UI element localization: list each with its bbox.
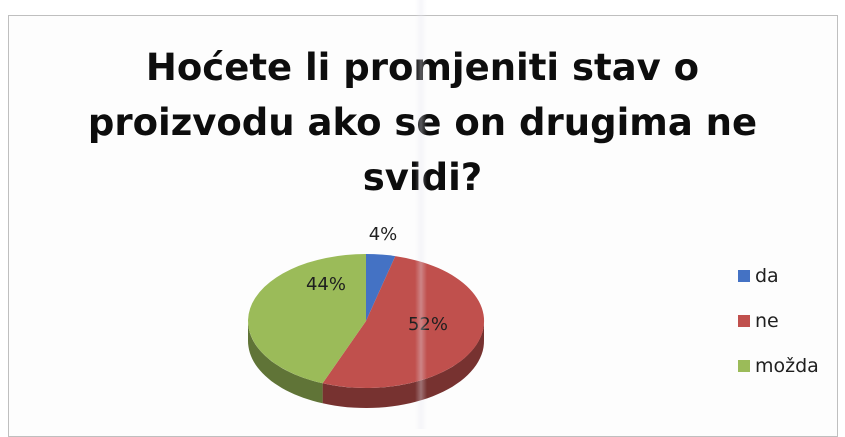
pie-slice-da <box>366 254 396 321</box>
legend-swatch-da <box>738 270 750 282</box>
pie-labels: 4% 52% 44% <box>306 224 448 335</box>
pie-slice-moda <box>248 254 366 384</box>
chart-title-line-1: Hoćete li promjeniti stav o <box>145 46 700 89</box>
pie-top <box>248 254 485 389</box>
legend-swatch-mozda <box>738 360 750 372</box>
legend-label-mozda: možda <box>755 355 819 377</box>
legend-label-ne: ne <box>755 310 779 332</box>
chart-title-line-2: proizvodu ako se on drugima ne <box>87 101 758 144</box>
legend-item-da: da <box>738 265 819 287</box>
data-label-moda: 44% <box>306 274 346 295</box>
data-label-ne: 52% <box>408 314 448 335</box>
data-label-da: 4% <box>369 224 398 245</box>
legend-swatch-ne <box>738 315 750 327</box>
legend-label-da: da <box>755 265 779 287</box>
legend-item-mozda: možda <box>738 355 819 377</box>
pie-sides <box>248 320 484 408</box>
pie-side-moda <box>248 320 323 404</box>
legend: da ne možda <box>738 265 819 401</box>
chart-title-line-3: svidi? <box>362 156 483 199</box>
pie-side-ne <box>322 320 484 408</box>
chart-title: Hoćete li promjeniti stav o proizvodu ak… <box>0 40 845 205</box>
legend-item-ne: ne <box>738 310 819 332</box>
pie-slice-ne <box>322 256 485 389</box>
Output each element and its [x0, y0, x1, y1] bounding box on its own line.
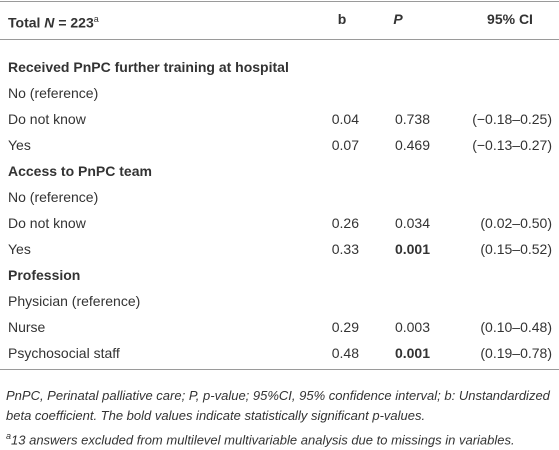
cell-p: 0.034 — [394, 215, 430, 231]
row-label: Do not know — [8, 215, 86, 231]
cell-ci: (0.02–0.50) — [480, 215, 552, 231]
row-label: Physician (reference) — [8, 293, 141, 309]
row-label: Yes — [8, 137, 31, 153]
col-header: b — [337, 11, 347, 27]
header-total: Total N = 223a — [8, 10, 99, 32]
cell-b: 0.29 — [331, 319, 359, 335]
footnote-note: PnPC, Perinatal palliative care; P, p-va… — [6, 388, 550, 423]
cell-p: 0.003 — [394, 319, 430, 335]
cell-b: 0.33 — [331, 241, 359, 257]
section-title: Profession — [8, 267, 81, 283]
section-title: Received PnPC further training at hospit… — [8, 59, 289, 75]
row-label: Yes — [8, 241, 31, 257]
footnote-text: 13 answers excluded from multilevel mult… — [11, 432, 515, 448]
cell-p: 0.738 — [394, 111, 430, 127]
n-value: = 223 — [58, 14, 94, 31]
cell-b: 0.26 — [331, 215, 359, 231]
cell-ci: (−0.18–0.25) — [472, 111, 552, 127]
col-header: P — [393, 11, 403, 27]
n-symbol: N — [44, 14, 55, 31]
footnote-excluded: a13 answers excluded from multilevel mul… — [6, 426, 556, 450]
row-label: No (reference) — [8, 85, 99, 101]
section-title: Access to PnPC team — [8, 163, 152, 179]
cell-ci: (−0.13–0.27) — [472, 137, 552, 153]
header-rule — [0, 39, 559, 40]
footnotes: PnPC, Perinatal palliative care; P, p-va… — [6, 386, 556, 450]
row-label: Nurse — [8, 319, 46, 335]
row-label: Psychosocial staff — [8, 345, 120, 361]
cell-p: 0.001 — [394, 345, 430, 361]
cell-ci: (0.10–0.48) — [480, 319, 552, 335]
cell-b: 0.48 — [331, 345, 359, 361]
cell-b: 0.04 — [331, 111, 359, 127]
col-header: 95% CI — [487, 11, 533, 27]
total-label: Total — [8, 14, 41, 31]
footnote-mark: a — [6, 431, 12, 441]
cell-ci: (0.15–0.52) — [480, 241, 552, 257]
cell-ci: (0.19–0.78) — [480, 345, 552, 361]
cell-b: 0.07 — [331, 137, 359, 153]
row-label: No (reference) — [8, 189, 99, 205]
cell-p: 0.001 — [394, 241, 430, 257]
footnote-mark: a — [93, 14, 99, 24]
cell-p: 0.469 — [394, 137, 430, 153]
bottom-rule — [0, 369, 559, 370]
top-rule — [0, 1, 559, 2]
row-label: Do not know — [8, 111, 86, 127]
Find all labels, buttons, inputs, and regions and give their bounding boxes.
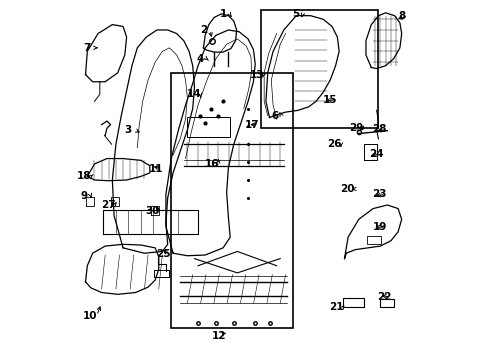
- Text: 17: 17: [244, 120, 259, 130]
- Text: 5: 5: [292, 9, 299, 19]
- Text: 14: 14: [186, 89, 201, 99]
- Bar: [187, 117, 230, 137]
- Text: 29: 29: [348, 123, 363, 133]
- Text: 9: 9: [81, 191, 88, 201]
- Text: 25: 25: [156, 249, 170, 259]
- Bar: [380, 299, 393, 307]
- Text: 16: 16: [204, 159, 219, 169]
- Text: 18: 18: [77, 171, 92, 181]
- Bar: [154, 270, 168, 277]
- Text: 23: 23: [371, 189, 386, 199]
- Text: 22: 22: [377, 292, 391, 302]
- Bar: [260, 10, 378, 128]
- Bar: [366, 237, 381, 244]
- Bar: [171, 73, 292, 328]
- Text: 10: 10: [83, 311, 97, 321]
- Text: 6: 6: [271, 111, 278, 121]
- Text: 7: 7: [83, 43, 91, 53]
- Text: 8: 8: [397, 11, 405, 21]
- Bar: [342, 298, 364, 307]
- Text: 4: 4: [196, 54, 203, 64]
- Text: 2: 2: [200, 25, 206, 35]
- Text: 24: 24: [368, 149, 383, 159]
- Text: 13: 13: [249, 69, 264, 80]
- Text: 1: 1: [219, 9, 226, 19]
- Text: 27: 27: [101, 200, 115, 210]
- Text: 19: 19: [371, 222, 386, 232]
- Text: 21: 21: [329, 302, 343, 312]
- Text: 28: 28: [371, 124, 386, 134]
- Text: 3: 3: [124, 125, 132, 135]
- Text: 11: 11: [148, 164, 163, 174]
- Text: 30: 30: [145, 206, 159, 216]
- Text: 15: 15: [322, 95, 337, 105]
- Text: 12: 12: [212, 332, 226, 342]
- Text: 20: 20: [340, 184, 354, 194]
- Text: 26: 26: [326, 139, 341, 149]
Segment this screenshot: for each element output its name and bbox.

-- -- --

*Exercise task*
Retype all of the items above line for line, leaving out the pictures.

*Exercise result*
UI element localization: list each with its bbox.
pie-slice-da <box>366 254 396 321</box>
legend-swatch-da <box>738 270 750 282</box>
pie-labels: 4% 52% 44% <box>306 224 448 335</box>
pie-slice-moda <box>248 254 366 384</box>
chart-title-line-1: Hoćete li promjeniti stav o <box>145 46 700 89</box>
pie-top <box>248 254 485 389</box>
legend-swatch-mozda <box>738 360 750 372</box>
legend-label-mozda: možda <box>755 355 819 377</box>
legend-label-ne: ne <box>755 310 779 332</box>
chart-title-line-2: proizvodu ako se on drugima ne <box>87 101 758 144</box>
legend-item-da: da <box>738 265 819 287</box>
data-label-moda: 44% <box>306 274 346 295</box>
data-label-ne: 52% <box>408 314 448 335</box>
data-label-da: 4% <box>369 224 398 245</box>
legend-swatch-ne <box>738 315 750 327</box>
legend-label-da: da <box>755 265 779 287</box>
legend-item-mozda: možda <box>738 355 819 377</box>
pie-sides <box>248 320 484 408</box>
pie-side-moda <box>248 320 323 404</box>
legend: da ne možda <box>738 265 819 401</box>
chart-title-line-3: svidi? <box>362 156 483 199</box>
pie-side-ne <box>322 320 484 408</box>
chart-title: Hoćete li promjeniti stav o proizvodu ak… <box>0 40 845 205</box>
legend-item-ne: ne <box>738 310 819 332</box>
pie-slice-ne <box>322 256 485 389</box>
Output each element and its [x0, y0, x1, y1] bounding box on its own line.
cell-p: 0.034 — [394, 215, 430, 231]
row-label: Do not know — [8, 215, 86, 231]
cell-ci: (0.02–0.50) — [480, 215, 552, 231]
row-label: Physician (reference) — [8, 293, 141, 309]
row-label: Yes — [8, 137, 31, 153]
col-header: b — [337, 11, 347, 27]
header-total: Total N = 223a — [8, 10, 99, 32]
cell-b: 0.29 — [331, 319, 359, 335]
footnote-note: PnPC, Perinatal palliative care; P, p-va… — [6, 388, 550, 423]
cell-p: 0.003 — [394, 319, 430, 335]
cell-b: 0.33 — [331, 241, 359, 257]
section-title: Profession — [8, 267, 81, 283]
section-title: Received PnPC further training at hospit… — [8, 59, 289, 75]
row-label: Yes — [8, 241, 31, 257]
footnote-text: 13 answers excluded from multilevel mult… — [11, 432, 515, 448]
cell-p: 0.738 — [394, 111, 430, 127]
n-value: = 223 — [58, 14, 94, 31]
cell-b: 0.26 — [331, 215, 359, 231]
cell-ci: (−0.18–0.25) — [472, 111, 552, 127]
col-header: P — [393, 11, 403, 27]
n-symbol: N — [44, 14, 55, 31]
footnote-excluded: a13 answers excluded from multilevel mul… — [6, 426, 556, 450]
row-label: No (reference) — [8, 85, 99, 101]
section-title: Access to PnPC team — [8, 163, 152, 179]
cell-ci: (−0.13–0.27) — [472, 137, 552, 153]
header-rule — [0, 39, 559, 40]
footnotes: PnPC, Perinatal palliative care; P, p-va… — [6, 386, 556, 450]
row-label: Nurse — [8, 319, 46, 335]
row-label: Psychosocial staff — [8, 345, 120, 361]
cell-p: 0.001 — [394, 345, 430, 361]
cell-ci: (0.10–0.48) — [480, 319, 552, 335]
cell-b: 0.48 — [331, 345, 359, 361]
cell-b: 0.04 — [331, 111, 359, 127]
col-header: 95% CI — [487, 11, 533, 27]
total-label: Total — [8, 14, 41, 31]
footnote-mark: a — [6, 431, 12, 441]
cell-ci: (0.15–0.52) — [480, 241, 552, 257]
cell-ci: (0.19–0.78) — [480, 345, 552, 361]
cell-b: 0.07 — [331, 137, 359, 153]
row-label: No (reference) — [8, 189, 99, 205]
cell-p: 0.001 — [394, 241, 430, 257]
footnote-mark: a — [93, 14, 99, 24]
cell-p: 0.469 — [394, 137, 430, 153]
bottom-rule — [0, 369, 559, 370]
top-rule — [0, 1, 559, 2]
row-label: Do not know — [8, 111, 86, 127]
Find all labels, buttons, inputs, and regions and give their bounding boxes.
- Text: 17: 17: [244, 120, 259, 130]
- Text: 5: 5: [292, 9, 299, 19]
- Text: 14: 14: [186, 89, 201, 99]
- Bar: [187, 117, 230, 137]
- Text: 29: 29: [348, 123, 363, 133]
- Text: 9: 9: [81, 191, 88, 201]
- Text: 25: 25: [156, 249, 170, 259]
- Bar: [380, 299, 393, 307]
- Text: 16: 16: [204, 159, 219, 169]
- Text: 18: 18: [77, 171, 92, 181]
- Bar: [154, 270, 168, 277]
- Text: 23: 23: [371, 189, 386, 199]
- Text: 22: 22: [377, 292, 391, 302]
- Bar: [260, 10, 378, 128]
- Bar: [366, 237, 381, 244]
- Bar: [171, 73, 292, 328]
- Text: 10: 10: [83, 311, 97, 321]
- Text: 6: 6: [271, 111, 278, 121]
- Text: 7: 7: [83, 43, 91, 53]
- Text: 8: 8: [397, 11, 405, 21]
- Bar: [342, 298, 364, 307]
- Text: 4: 4: [196, 54, 203, 64]
- Text: 2: 2: [200, 25, 206, 35]
- Text: 24: 24: [368, 149, 383, 159]
- Text: 13: 13: [249, 69, 264, 80]
- Text: 1: 1: [219, 9, 226, 19]
- Text: 27: 27: [101, 200, 115, 210]
- Text: 19: 19: [371, 222, 386, 232]
- Text: 21: 21: [329, 302, 343, 312]
- Text: 28: 28: [371, 124, 386, 134]
- Text: 3: 3: [124, 125, 132, 135]
- Text: 11: 11: [148, 164, 163, 174]
- Text: 30: 30: [145, 206, 159, 216]
- Text: 15: 15: [322, 95, 337, 105]
- Text: 12: 12: [212, 332, 226, 342]
- Text: 20: 20: [340, 184, 354, 194]
- Text: 26: 26: [326, 139, 341, 149]
Segment this screenshot: for each element output its name and bbox.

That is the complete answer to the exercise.